[What you need to do] Copy every line of the data exactly, leaving nothing out.

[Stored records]

════════════════════

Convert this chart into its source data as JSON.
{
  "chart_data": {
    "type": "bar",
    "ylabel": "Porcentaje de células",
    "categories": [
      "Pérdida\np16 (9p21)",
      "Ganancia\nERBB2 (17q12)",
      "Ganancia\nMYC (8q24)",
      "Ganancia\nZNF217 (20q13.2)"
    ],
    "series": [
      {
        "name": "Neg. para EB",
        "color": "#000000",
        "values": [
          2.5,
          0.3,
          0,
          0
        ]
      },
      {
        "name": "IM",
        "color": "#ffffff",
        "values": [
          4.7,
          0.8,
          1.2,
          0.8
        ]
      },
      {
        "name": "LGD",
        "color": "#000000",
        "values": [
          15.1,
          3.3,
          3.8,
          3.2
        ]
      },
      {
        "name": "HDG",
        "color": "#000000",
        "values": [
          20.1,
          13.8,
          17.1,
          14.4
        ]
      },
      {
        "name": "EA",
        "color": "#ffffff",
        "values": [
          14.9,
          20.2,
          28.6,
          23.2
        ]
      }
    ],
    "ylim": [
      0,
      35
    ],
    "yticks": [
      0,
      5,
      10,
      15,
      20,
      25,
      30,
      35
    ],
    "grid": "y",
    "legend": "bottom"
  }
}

════════════════════

[Result of this exercise]
Convert this chart into its source data as JSON.
{
  "chart_data": {
    "type": "bar",
    "ylabel": "Porcentaje de células",
    "categories": [
      "Pérdida\np16 (9p21)",
      "Ganancia\nERBB2 (17q12)",
      "Ganancia\nMYC (8q24)",
      "Ganancia\nZNF217 (20q13.2)"
    ],
    "series": [
      {
        "name": "Neg. para EB",
        "color": "#000000",
        "values": [
          2.5,
          0.3,
          0,
          0
        ]
      },
      {
        "name": "IM",
        "color": "#ffffff",
        "values": [
          4.7,
          0.8,
          1.2,
          0.8
        ]
      },
      {
        "name": "LGD",
        "color": "#000000",
        "values": [
          15.1,
          3.3,
          3.8,
          3.2
        ]
      },
      {
        "name": "HDG",
        "color": "#000000",
        "values": [
          20.1,
          13.8,
          17.1,
          14.4
        ]
      },
      {
        "name": "EA",
        "color": "#ffffff",
        "values": [
          14.9,
          20.2,
          28.6,
          23.2
        ]
      }
    ],
    "ylim": [
      0,
      35
    ],
    "yticks": [
      0,
      5,
      10,
      15,
      20,
      25,
      30,
      35
    ],
    "grid": "y",
    "legend": "bottom"
  }
}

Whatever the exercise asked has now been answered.